Data records:
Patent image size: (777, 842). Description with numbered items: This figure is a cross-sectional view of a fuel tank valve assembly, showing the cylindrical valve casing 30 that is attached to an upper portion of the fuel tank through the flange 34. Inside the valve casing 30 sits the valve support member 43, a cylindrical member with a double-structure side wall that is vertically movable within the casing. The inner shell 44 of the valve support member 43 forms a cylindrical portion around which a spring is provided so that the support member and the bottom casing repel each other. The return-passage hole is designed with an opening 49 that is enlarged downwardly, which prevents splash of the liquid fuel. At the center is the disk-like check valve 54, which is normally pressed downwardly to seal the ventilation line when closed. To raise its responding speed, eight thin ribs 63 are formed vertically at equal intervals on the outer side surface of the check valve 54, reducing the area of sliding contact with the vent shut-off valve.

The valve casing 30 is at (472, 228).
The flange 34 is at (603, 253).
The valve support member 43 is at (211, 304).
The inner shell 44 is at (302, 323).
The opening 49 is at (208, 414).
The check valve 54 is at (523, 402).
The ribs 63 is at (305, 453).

### WORK TO COMPLETE
Please give every one of the records above as a two-column CSV with the headers input and output, one row per record, putting its text under input and its answer under output. Enclose each field in double quotes and turn line breaks into spaces.

### SOLUTION TO THE EXERCISE
input,output
"Patent image size: (777, 842). Description with numbered items: This figure is a cross-sectional view of a fuel tank valve assembly, showing the cylindrical valve casing 30 that is attached to an upper portion of the fuel tank through the flange 34. Inside the valve casing 30 sits the valve support member 43, a cylindrical member with a double-structure side wall that is vertically movable within the casing. The inner shell 44 of the valve support member 43 forms a cylindrical portion around which a spring is provided so that the support member and the bottom casing repel each other. The return-passage hole is designed with an opening 49 that is enlarged downwardly, which prevents splash of the liquid fuel. At the center is the disk-like check valve 54, which is normally pressed downwardly to seal the ventilation line when closed. To raise its responding speed, eight thin ribs 63 are formed vertically at equal intervals on the outer side surface of the check valve 54, reducing the area of sliding contact with the vent shut-off valve.","The valve casing 30 is at (472, 228). The flange 34 is at (603, 253). The valve support member 43 is at (211, 304). The inner shell 44 is at (302, 323). The opening 49 is at (208, 414). The check valve 54 is at (523, 402). The ribs 63 is at (305, 453)."